▶ To be done: Look through the lines below and extract each one that contains "text".

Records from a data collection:

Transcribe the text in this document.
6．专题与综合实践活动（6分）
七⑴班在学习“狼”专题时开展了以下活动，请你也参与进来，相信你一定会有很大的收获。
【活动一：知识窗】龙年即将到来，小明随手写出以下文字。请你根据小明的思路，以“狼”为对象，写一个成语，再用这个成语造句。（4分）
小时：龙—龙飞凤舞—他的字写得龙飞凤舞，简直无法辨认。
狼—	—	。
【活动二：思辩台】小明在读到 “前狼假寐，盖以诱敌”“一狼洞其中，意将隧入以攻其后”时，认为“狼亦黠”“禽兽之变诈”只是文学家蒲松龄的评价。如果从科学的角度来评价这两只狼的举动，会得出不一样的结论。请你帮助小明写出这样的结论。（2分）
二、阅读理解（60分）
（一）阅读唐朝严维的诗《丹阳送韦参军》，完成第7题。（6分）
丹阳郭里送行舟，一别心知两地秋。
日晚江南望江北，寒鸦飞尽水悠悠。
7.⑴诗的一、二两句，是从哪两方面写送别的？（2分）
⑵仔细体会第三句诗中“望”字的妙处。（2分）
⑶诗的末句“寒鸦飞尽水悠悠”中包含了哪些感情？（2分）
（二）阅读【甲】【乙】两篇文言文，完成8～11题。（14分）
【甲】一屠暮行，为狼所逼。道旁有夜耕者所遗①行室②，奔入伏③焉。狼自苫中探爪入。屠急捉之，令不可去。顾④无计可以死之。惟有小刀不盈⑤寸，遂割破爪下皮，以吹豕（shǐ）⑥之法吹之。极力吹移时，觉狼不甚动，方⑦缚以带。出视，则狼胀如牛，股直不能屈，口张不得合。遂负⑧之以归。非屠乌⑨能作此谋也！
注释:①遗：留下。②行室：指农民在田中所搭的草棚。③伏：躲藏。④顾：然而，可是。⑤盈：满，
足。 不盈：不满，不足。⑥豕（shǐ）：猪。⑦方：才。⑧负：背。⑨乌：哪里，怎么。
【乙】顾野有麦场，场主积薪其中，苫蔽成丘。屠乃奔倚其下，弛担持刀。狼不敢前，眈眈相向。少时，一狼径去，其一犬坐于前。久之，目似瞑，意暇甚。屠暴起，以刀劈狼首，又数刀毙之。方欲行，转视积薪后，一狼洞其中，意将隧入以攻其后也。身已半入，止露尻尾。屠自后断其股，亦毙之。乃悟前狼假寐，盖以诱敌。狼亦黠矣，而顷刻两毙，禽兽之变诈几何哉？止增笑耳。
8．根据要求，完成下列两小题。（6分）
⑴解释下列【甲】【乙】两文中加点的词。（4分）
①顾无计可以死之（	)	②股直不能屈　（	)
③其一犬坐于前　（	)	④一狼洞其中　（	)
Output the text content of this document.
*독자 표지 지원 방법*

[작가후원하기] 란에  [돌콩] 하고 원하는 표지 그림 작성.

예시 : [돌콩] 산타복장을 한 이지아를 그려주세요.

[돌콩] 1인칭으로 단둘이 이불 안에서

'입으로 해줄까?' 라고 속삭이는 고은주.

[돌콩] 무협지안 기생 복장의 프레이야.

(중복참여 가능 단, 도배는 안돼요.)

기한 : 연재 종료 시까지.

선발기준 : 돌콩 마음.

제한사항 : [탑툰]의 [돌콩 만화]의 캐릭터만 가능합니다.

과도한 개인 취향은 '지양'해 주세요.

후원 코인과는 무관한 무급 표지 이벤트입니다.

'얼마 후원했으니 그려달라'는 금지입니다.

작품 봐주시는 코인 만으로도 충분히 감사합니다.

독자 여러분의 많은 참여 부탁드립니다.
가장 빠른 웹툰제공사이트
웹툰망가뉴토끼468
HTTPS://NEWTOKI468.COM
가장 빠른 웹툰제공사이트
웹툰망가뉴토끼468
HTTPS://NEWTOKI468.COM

▶ Answer below:
Transcribe the text in this document.
Output the text content of this document.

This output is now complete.